| Record extracts |

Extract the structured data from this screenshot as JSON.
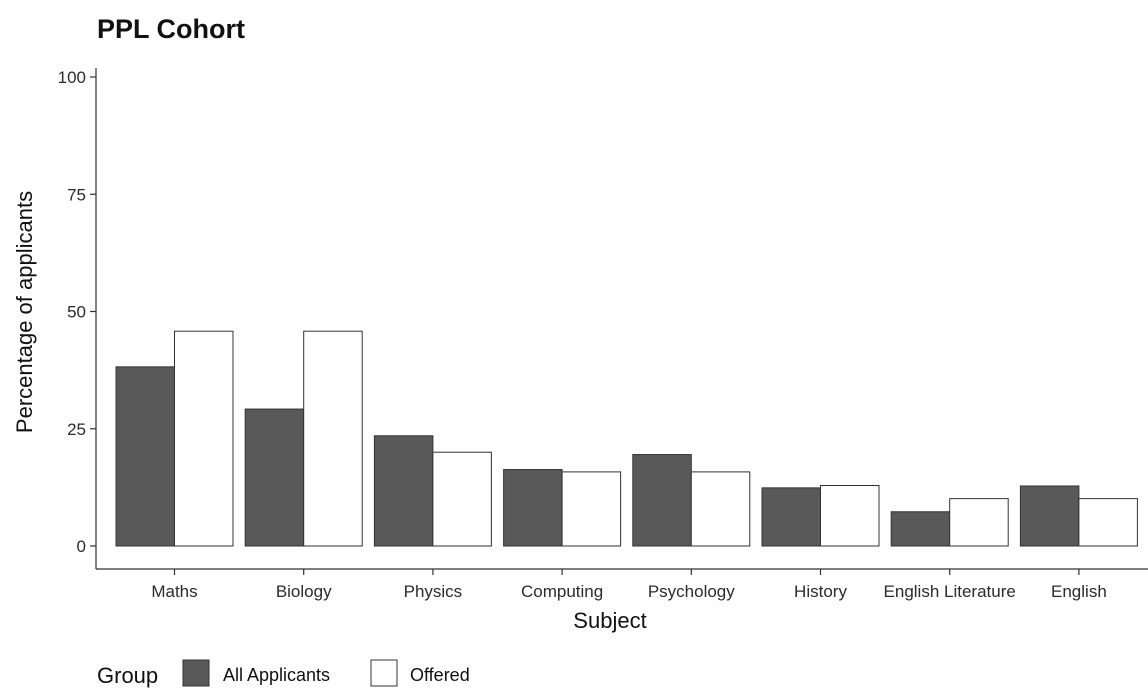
{
  "chart_data": {
    "type": "bar",
    "title": "PPL Cohort",
    "xlabel": "Subject",
    "ylabel": "Percentage of applicants",
    "ylim": [
      0,
      100
    ],
    "yticks": [
      "0",
      "25",
      "50",
      "75",
      "100"
    ],
    "categories": [
      "Maths",
      "Biology",
      "Physics",
      "Computing",
      "Psychology",
      "History",
      "English Literature",
      "English"
    ],
    "series": [
      {
        "name": "All Applicants",
        "color": "#595959",
        "values": [
          38.2,
          29.2,
          23.5,
          16.3,
          19.5,
          12.4,
          7.3,
          12.8
        ]
      },
      {
        "name": "Offered",
        "color": "#ffffff",
        "values": [
          45.8,
          45.8,
          20.0,
          15.8,
          15.8,
          12.9,
          10.1,
          10.1
        ]
      }
    ],
    "grid": false,
    "legend": {
      "title": "Group",
      "position": "bottom-left"
    }
  }
}
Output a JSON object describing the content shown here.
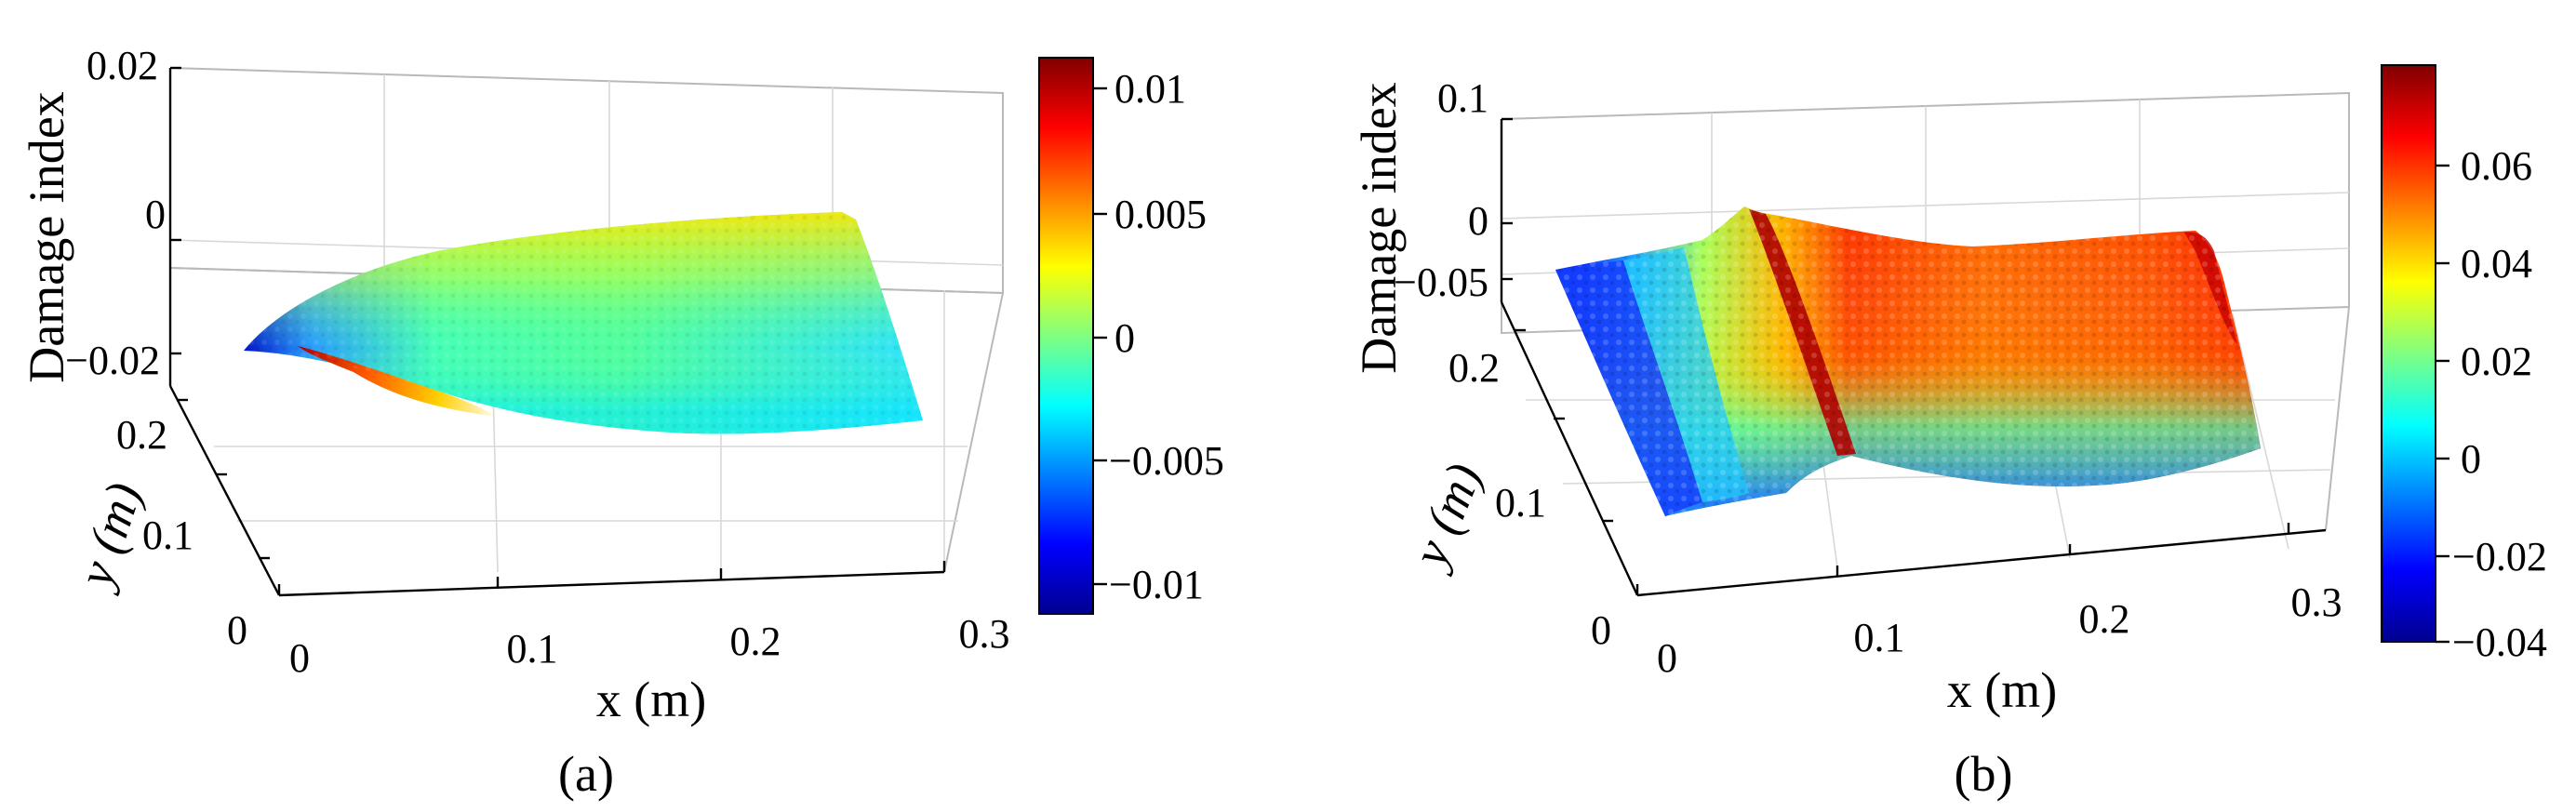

| Directions |
Copy the listing in full and without alteration, omitting every picture.

| Final result |
Extract the structured data from this screenshot as JSON.
{
  "chart_data": {
    "type": "bar",
    "title": "PPL Cohort",
    "xlabel": "Subject",
    "ylabel": "Percentage of applicants",
    "ylim": [
      0,
      100
    ],
    "yticks": [
      "0",
      "25",
      "50",
      "75",
      "100"
    ],
    "categories": [
      "Maths",
      "Biology",
      "Physics",
      "Computing",
      "Psychology",
      "History",
      "English Literature",
      "English"
    ],
    "series": [
      {
        "name": "All Applicants",
        "color": "#595959",
        "values": [
          38.2,
          29.2,
          23.5,
          16.3,
          19.5,
          12.4,
          7.3,
          12.8
        ]
      },
      {
        "name": "Offered",
        "color": "#ffffff",
        "values": [
          45.8,
          45.8,
          20.0,
          15.8,
          15.8,
          12.9,
          10.1,
          10.1
        ]
      }
    ],
    "grid": false,
    "legend": {
      "title": "Group",
      "position": "bottom-left"
    }
  }
}
Output a JSON object describing the content shown here.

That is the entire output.